§ Do this
Copy every record below, exactly as written.

§ Supplied material
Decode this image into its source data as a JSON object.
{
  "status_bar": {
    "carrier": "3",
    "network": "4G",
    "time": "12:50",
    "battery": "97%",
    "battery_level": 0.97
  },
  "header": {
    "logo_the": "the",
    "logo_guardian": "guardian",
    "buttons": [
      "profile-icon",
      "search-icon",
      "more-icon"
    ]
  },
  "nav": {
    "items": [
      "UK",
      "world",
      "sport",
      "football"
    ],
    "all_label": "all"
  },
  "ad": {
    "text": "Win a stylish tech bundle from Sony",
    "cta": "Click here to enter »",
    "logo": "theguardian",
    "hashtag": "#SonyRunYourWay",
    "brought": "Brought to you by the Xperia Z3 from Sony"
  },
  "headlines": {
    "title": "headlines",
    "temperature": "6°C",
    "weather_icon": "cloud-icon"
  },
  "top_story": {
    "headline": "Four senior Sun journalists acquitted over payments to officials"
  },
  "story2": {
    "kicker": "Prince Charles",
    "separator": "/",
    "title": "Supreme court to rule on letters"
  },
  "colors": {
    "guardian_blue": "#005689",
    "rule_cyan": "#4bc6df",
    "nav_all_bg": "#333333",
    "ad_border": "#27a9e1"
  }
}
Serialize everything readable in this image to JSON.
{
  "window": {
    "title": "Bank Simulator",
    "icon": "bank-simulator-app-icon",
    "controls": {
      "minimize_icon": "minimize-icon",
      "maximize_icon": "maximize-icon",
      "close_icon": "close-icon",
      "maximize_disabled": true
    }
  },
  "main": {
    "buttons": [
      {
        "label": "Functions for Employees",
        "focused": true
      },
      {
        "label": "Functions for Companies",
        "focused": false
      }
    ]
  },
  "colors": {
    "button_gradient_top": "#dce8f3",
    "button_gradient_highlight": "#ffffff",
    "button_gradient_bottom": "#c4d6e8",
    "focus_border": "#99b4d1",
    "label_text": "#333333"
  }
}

§ Response to this task
Decode this image into its source data as a JSON object.
{
  "status_bar": {
    "carrier": "3",
    "network": "4G",
    "time": "12:50",
    "battery": "97%",
    "battery_level": 0.97
  },
  "header": {
    "logo_the": "the",
    "logo_guardian": "guardian",
    "buttons": [
      "profile-icon",
      "search-icon",
      "more-icon"
    ]
  },
  "nav": {
    "items": [
      "UK",
      "world",
      "sport",
      "football"
    ],
    "all_label": "all"
  },
  "ad": {
    "text": "Win a stylish tech bundle from Sony",
    "cta": "Click here to enter »",
    "logo": "theguardian",
    "hashtag": "#SonyRunYourWay",
    "brought": "Brought to you by the Xperia Z3 from Sony"
  },
  "headlines": {
    "title": "headlines",
    "temperature": "6°C",
    "weather_icon": "cloud-icon"
  },
  "top_story": {
    "headline": "Four senior Sun journalists acquitted over payments to officials"
  },
  "story2": {
    "kicker": "Prince Charles",
    "separator": "/",
    "title": "Supreme court to rule on letters"
  },
  "colors": {
    "guardian_blue": "#005689",
    "rule_cyan": "#4bc6df",
    "nav_all_bg": "#333333",
    "ad_border": "#27a9e1"
  }
}
Serialize everything readable in this image to JSON.
{
  "window": {
    "title": "Bank Simulator",
    "icon": "bank-simulator-app-icon",
    "controls": {
      "minimize_icon": "minimize-icon",
      "maximize_icon": "maximize-icon",
      "close_icon": "close-icon",
      "maximize_disabled": true
    }
  },
  "main": {
    "buttons": [
      {
        "label": "Functions for Employees",
        "focused": true
      },
      {
        "label": "Functions for Companies",
        "focused": false
      }
    ]
  },
  "colors": {
    "button_gradient_top": "#dce8f3",
    "button_gradient_highlight": "#ffffff",
    "button_gradient_bottom": "#c4d6e8",
    "focus_border": "#99b4d1",
    "label_text": "#333333"
  }
}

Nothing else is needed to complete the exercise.